* [Instruction]: Collect each line containing "State".
— BEGIN Material —
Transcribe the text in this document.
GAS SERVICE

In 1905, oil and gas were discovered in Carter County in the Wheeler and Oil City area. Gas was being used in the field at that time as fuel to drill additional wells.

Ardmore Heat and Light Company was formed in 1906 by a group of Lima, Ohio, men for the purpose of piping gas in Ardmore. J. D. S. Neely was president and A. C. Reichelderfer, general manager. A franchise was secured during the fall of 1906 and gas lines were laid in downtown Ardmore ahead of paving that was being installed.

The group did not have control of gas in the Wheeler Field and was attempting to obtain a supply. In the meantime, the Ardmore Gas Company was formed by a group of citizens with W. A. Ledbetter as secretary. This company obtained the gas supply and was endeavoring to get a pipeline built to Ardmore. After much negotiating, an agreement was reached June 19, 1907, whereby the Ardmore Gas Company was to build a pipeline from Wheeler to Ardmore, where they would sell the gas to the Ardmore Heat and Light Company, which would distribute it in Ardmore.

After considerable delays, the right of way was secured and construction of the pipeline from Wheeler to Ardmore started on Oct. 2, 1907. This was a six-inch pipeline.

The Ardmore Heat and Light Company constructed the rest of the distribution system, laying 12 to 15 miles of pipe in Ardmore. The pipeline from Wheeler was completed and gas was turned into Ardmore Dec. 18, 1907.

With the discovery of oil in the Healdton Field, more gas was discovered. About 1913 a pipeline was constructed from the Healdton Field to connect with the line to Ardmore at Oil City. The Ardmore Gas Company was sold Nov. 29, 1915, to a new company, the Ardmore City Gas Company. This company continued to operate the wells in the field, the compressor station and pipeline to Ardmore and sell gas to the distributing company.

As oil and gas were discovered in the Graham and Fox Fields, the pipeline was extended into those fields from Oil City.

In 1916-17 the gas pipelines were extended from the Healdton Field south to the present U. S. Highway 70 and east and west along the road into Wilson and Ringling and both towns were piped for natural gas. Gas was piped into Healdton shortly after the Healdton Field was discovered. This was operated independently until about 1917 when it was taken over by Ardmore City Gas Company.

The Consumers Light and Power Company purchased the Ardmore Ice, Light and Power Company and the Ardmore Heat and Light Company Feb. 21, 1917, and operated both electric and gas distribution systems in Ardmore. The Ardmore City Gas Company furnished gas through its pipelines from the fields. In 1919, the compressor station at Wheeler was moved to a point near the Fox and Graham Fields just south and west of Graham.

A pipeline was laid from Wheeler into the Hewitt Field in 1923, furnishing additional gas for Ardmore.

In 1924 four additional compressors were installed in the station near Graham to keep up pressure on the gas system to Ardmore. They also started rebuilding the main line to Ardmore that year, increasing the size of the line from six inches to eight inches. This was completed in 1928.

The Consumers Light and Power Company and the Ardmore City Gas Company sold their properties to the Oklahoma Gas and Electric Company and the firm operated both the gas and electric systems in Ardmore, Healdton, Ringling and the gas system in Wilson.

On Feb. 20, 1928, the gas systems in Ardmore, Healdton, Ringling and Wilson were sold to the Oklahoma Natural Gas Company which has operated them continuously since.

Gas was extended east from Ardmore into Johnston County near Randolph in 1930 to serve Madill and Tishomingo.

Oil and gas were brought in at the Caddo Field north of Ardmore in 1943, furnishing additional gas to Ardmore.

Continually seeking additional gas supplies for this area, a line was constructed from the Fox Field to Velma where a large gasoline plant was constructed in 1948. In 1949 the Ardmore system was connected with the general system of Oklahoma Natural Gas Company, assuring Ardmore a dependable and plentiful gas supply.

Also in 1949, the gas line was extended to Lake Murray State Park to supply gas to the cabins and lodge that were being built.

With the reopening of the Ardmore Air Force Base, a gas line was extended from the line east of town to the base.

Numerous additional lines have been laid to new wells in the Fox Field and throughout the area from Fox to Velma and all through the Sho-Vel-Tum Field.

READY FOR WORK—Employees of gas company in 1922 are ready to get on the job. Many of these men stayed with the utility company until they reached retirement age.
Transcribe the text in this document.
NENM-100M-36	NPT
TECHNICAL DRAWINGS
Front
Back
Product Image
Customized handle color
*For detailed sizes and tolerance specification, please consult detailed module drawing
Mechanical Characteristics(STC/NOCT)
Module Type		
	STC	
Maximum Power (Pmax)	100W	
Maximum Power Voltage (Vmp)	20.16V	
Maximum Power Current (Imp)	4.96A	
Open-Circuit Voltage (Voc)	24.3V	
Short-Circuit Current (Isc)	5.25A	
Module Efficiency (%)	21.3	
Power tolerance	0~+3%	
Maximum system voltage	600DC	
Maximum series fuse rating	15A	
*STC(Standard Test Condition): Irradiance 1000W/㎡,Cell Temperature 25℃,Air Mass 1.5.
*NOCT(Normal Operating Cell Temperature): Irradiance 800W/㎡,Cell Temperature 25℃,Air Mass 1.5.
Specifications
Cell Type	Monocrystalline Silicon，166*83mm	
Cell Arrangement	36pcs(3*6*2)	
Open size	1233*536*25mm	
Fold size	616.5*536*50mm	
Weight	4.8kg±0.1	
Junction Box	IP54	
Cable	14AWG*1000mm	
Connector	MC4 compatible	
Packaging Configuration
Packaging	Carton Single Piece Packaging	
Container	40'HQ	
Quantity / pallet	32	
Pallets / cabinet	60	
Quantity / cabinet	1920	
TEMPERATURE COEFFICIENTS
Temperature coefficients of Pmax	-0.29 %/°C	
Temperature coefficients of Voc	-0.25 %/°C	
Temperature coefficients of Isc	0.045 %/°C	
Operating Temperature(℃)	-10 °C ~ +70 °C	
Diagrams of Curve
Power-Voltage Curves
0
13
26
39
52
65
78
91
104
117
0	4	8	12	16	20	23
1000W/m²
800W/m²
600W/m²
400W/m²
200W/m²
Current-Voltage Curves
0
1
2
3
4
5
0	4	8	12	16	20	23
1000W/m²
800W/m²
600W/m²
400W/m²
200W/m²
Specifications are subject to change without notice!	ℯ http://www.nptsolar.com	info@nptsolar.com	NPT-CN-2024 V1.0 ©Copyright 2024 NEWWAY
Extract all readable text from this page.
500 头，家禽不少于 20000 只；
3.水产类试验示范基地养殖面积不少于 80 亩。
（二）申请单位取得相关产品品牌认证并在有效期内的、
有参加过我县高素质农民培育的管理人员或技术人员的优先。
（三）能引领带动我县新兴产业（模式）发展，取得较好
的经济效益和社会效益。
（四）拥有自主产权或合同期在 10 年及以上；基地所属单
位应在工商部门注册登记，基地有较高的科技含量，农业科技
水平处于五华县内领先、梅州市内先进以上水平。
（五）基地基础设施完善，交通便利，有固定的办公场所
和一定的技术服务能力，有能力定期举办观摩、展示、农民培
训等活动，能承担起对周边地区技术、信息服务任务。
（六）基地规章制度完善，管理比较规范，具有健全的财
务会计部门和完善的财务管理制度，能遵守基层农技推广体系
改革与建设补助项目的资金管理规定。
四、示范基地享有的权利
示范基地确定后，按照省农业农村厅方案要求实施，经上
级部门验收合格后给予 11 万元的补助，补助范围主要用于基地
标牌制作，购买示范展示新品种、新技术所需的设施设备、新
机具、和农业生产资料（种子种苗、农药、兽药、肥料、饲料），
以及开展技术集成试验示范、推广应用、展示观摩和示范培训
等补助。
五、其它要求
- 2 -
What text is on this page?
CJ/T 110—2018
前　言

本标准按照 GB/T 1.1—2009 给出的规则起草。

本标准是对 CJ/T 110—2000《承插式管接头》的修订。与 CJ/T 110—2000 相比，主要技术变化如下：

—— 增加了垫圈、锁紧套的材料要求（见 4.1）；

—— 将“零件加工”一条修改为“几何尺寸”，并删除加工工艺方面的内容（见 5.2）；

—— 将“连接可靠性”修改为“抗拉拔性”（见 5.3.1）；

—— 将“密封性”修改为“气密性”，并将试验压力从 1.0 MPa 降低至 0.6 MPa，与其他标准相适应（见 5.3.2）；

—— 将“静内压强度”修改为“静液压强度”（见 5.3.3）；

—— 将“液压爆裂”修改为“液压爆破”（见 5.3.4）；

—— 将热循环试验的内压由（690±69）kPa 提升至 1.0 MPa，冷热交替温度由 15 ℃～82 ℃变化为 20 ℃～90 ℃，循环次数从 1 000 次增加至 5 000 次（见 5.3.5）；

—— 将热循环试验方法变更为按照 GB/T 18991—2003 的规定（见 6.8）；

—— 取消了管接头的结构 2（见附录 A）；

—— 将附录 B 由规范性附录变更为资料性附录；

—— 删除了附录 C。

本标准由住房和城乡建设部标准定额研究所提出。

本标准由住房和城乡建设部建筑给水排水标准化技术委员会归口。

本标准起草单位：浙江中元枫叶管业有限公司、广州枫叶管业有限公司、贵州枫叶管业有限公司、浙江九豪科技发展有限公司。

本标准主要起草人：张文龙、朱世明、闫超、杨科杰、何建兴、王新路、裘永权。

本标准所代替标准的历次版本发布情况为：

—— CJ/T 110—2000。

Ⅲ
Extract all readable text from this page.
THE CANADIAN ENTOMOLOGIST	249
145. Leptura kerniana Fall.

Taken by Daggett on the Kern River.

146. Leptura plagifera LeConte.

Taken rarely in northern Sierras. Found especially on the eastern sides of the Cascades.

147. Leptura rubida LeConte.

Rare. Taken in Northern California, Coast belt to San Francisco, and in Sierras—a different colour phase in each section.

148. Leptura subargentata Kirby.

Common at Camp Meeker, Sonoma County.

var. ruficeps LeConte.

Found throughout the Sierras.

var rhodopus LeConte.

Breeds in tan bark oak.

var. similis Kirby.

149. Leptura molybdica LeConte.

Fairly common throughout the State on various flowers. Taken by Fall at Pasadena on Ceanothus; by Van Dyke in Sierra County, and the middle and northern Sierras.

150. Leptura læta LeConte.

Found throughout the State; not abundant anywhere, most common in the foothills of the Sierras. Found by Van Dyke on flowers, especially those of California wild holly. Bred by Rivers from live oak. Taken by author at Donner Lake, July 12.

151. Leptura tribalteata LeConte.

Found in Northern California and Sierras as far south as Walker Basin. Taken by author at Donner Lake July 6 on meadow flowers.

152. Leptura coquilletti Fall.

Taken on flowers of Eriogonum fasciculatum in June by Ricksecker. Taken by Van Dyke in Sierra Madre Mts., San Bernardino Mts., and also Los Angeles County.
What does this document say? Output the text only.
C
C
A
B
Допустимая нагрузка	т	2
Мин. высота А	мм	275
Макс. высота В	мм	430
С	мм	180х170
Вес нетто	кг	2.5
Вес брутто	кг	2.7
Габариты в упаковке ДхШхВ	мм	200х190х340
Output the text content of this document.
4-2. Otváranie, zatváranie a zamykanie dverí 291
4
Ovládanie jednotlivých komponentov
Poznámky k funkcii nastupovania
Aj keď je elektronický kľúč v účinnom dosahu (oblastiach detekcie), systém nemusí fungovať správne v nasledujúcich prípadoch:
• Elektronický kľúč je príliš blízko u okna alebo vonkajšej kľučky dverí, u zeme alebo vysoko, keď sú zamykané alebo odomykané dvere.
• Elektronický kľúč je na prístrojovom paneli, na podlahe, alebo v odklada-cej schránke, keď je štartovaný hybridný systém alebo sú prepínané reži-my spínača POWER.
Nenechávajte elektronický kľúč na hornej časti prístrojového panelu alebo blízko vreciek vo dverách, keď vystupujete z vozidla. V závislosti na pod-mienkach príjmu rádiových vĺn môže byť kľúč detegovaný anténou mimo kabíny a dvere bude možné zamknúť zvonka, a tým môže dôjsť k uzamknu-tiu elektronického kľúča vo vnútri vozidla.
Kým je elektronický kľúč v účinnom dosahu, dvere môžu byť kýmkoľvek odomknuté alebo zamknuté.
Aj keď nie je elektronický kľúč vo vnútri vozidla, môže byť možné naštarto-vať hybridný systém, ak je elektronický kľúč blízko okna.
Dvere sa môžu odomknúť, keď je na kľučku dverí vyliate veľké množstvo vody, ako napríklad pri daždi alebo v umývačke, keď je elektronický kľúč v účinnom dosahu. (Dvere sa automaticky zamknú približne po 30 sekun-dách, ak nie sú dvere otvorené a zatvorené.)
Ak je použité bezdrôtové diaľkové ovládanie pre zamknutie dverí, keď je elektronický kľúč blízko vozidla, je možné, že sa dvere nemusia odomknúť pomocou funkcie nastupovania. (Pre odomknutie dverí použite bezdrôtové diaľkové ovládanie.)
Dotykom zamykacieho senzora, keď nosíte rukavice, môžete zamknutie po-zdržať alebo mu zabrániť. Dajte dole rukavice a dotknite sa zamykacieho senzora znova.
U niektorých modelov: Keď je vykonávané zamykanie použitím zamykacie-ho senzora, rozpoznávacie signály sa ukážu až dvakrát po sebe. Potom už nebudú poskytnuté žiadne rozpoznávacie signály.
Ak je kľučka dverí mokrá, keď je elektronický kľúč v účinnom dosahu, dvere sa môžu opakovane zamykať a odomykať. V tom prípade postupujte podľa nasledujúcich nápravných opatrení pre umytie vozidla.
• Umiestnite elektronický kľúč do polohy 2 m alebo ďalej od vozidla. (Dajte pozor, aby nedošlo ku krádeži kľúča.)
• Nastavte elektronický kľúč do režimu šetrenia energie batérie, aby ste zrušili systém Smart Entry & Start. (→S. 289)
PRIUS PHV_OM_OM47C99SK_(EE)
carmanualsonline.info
— END Material —
* [Result]:
Also in 1949, the gas line was extended to Lake Murray State Park to supply gas to the cabins and lodge that were being built.
Fairly common throughout the State on various flowers. Taken by Fall at Pasadena on Ceanothus; by Van Dyke in Sierra County, and the middle and northern Sierras.
Found throughout the State; not abundant anywhere, most common in the foothills of the Sierras. Found by Van Dyke on flowers, especially those of California wild holly. Bred by Rivers from live oak. Taken by author at Donner Lake, July 12.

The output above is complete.